### WHAT THE TASK REQUIRES
What follows is a listing; restate every line of it word for word.

### THE RECORDS
——————
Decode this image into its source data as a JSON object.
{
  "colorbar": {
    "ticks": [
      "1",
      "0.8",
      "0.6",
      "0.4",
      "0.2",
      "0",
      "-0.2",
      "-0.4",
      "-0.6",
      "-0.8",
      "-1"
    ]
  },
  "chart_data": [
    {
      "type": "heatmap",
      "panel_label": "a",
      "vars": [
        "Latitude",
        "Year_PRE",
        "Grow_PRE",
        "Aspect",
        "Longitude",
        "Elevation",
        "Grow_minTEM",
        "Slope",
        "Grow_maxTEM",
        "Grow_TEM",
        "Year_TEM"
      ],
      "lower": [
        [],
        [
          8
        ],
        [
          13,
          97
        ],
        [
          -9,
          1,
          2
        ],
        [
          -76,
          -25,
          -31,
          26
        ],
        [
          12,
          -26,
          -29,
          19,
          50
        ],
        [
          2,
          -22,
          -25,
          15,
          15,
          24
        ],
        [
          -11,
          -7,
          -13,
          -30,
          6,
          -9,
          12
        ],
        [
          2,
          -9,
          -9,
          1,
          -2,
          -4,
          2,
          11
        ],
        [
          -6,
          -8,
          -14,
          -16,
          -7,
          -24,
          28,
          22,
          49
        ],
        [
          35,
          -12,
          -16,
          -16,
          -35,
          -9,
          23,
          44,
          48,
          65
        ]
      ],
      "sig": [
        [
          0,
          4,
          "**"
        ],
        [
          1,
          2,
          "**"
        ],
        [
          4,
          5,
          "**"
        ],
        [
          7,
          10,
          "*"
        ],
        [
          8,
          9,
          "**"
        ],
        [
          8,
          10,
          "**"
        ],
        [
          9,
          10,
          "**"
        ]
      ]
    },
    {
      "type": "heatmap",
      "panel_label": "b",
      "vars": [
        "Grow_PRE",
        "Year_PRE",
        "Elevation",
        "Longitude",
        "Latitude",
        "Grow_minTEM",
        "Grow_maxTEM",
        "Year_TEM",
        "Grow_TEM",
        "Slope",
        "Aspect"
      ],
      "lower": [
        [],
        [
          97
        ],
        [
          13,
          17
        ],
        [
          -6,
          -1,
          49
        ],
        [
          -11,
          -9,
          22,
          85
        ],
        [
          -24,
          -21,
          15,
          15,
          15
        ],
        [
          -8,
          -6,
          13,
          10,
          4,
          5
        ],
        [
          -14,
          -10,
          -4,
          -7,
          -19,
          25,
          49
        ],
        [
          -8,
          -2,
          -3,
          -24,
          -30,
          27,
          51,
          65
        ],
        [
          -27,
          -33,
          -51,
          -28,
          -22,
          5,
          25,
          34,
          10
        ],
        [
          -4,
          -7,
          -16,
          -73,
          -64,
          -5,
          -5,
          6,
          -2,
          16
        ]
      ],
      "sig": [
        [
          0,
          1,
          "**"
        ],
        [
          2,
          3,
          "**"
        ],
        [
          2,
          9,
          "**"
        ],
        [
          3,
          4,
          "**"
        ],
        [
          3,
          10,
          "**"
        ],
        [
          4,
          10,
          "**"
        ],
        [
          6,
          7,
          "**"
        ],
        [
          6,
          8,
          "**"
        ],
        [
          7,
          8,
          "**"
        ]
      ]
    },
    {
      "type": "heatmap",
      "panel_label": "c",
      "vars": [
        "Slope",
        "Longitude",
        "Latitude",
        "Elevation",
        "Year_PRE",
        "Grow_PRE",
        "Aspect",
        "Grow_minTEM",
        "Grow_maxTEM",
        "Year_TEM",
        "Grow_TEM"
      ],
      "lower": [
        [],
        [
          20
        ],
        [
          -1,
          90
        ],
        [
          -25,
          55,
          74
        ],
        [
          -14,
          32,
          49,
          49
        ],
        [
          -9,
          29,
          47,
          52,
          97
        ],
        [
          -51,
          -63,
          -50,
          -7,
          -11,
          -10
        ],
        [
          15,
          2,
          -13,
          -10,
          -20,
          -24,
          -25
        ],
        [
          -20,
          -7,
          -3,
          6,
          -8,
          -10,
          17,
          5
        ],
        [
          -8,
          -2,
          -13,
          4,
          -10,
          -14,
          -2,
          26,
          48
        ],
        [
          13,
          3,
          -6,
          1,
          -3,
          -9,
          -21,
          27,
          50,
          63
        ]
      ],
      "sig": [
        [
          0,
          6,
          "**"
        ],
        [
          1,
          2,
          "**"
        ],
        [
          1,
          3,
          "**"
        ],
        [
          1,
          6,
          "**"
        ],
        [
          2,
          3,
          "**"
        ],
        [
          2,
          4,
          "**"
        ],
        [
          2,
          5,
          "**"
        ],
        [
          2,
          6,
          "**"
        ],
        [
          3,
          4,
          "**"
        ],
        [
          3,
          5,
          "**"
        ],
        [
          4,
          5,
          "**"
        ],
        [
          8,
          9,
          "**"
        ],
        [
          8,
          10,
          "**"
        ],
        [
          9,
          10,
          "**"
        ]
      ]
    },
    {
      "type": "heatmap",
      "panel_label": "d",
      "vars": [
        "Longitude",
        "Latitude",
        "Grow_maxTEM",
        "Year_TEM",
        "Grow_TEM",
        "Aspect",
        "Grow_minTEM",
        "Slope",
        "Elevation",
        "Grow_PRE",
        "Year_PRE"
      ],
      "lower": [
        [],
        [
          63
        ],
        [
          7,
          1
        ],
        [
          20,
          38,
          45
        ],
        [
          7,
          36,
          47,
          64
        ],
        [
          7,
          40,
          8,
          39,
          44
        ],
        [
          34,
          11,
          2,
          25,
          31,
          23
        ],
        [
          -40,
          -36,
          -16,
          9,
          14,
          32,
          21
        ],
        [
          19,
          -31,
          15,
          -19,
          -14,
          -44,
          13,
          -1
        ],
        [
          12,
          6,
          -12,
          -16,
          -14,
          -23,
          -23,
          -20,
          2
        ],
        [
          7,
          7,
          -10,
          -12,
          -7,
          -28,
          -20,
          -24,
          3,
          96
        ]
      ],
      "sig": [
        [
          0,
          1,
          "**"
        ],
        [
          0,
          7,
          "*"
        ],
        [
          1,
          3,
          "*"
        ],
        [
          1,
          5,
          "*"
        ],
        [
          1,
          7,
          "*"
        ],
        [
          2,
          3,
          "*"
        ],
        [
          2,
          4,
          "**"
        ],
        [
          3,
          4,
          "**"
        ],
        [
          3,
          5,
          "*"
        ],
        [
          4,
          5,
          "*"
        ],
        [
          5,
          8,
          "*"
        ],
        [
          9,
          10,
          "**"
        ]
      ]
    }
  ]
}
——————
### TASK SOLUTION
Decode this image into its source data as a JSON object.
{
  "colorbar": {
    "ticks": [
      "1",
      "0.8",
      "0.6",
      "0.4",
      "0.2",
      "0",
      "-0.2",
      "-0.4",
      "-0.6",
      "-0.8",
      "-1"
    ]
  },
  "chart_data": [
    {
      "type": "heatmap",
      "panel_label": "a",
      "vars": [
        "Latitude",
        "Year_PRE",
        "Grow_PRE",
        "Aspect",
        "Longitude",
        "Elevation",
        "Grow_minTEM",
        "Slope",
        "Grow_maxTEM",
        "Grow_TEM",
        "Year_TEM"
      ],
      "lower": [
        [],
        [
          8
        ],
        [
          13,
          97
        ],
        [
          -9,
          1,
          2
        ],
        [
          -76,
          -25,
          -31,
          26
        ],
        [
          12,
          -26,
          -29,
          19,
          50
        ],
        [
          2,
          -22,
          -25,
          15,
          15,
          24
        ],
        [
          -11,
          -7,
          -13,
          -30,
          6,
          -9,
          12
        ],
        [
          2,
          -9,
          -9,
          1,
          -2,
          -4,
          2,
          11
        ],
        [
          -6,
          -8,
          -14,
          -16,
          -7,
          -24,
          28,
          22,
          49
        ],
        [
          35,
          -12,
          -16,
          -16,
          -35,
          -9,
          23,
          44,
          48,
          65
        ]
      ],
      "sig": [
        [
          0,
          4,
          "**"
        ],
        [
          1,
          2,
          "**"
        ],
        [
          4,
          5,
          "**"
        ],
        [
          7,
          10,
          "*"
        ],
        [
          8,
          9,
          "**"
        ],
        [
          8,
          10,
          "**"
        ],
        [
          9,
          10,
          "**"
        ]
      ]
    },
    {
      "type": "heatmap",
      "panel_label": "b",
      "vars": [
        "Grow_PRE",
        "Year_PRE",
        "Elevation",
        "Longitude",
        "Latitude",
        "Grow_minTEM",
        "Grow_maxTEM",
        "Year_TEM",
        "Grow_TEM",
        "Slope",
        "Aspect"
      ],
      "lower": [
        [],
        [
          97
        ],
        [
          13,
          17
        ],
        [
          -6,
          -1,
          49
        ],
        [
          -11,
          -9,
          22,
          85
        ],
        [
          -24,
          -21,
          15,
          15,
          15
        ],
        [
          -8,
          -6,
          13,
          10,
          4,
          5
        ],
        [
          -14,
          -10,
          -4,
          -7,
          -19,
          25,
          49
        ],
        [
          -8,
          -2,
          -3,
          -24,
          -30,
          27,
          51,
          65
        ],
        [
          -27,
          -33,
          -51,
          -28,
          -22,
          5,
          25,
          34,
          10
        ],
        [
          -4,
          -7,
          -16,
          -73,
          -64,
          -5,
          -5,
          6,
          -2,
          16
        ]
      ],
      "sig": [
        [
          0,
          1,
          "**"
        ],
        [
          2,
          3,
          "**"
        ],
        [
          2,
          9,
          "**"
        ],
        [
          3,
          4,
          "**"
        ],
        [
          3,
          10,
          "**"
        ],
        [
          4,
          10,
          "**"
        ],
        [
          6,
          7,
          "**"
        ],
        [
          6,
          8,
          "**"
        ],
        [
          7,
          8,
          "**"
        ]
      ]
    },
    {
      "type": "heatmap",
      "panel_label": "c",
      "vars": [
        "Slope",
        "Longitude",
        "Latitude",
        "Elevation",
        "Year_PRE",
        "Grow_PRE",
        "Aspect",
        "Grow_minTEM",
        "Grow_maxTEM",
        "Year_TEM",
        "Grow_TEM"
      ],
      "lower": [
        [],
        [
          20
        ],
        [
          -1,
          90
        ],
        [
          -25,
          55,
          74
        ],
        [
          -14,
          32,
          49,
          49
        ],
        [
          -9,
          29,
          47,
          52,
          97
        ],
        [
          -51,
          -63,
          -50,
          -7,
          -11,
          -10
        ],
        [
          15,
          2,
          -13,
          -10,
          -20,
          -24,
          -25
        ],
        [
          -20,
          -7,
          -3,
          6,
          -8,
          -10,
          17,
          5
        ],
        [
          -8,
          -2,
          -13,
          4,
          -10,
          -14,
          -2,
          26,
          48
        ],
        [
          13,
          3,
          -6,
          1,
          -3,
          -9,
          -21,
          27,
          50,
          63
        ]
      ],
      "sig": [
        [
          0,
          6,
          "**"
        ],
        [
          1,
          2,
          "**"
        ],
        [
          1,
          3,
          "**"
        ],
        [
          1,
          6,
          "**"
        ],
        [
          2,
          3,
          "**"
        ],
        [
          2,
          4,
          "**"
        ],
        [
          2,
          5,
          "**"
        ],
        [
          2,
          6,
          "**"
        ],
        [
          3,
          4,
          "**"
        ],
        [
          3,
          5,
          "**"
        ],
        [
          4,
          5,
          "**"
        ],
        [
          8,
          9,
          "**"
        ],
        [
          8,
          10,
          "**"
        ],
        [
          9,
          10,
          "**"
        ]
      ]
    },
    {
      "type": "heatmap",
      "panel_label": "d",
      "vars": [
        "Longitude",
        "Latitude",
        "Grow_maxTEM",
        "Year_TEM",
        "Grow_TEM",
        "Aspect",
        "Grow_minTEM",
        "Slope",
        "Elevation",
        "Grow_PRE",
        "Year_PRE"
      ],
      "lower": [
        [],
        [
          63
        ],
        [
          7,
          1
        ],
        [
          20,
          38,
          45
        ],
        [
          7,
          36,
          47,
          64
        ],
        [
          7,
          40,
          8,
          39,
          44
        ],
        [
          34,
          11,
          2,
          25,
          31,
          23
        ],
        [
          -40,
          -36,
          -16,
          9,
          14,
          32,
          21
        ],
        [
          19,
          -31,
          15,
          -19,
          -14,
          -44,
          13,
          -1
        ],
        [
          12,
          6,
          -12,
          -16,
          -14,
          -23,
          -23,
          -20,
          2
        ],
        [
          7,
          7,
          -10,
          -12,
          -7,
          -28,
          -20,
          -24,
          3,
          96
        ]
      ],
      "sig": [
        [
          0,
          1,
          "**"
        ],
        [
          0,
          7,
          "*"
        ],
        [
          1,
          3,
          "*"
        ],
        [
          1,
          5,
          "*"
        ],
        [
          1,
          7,
          "*"
        ],
        [
          2,
          3,
          "*"
        ],
        [
          2,
          4,
          "**"
        ],
        [
          3,
          4,
          "**"
        ],
        [
          3,
          5,
          "*"
        ],
        [
          4,
          5,
          "*"
        ],
        [
          5,
          8,
          "*"
        ],
        [
          9,
          10,
          "**"
        ]
      ]
    }
  ]
}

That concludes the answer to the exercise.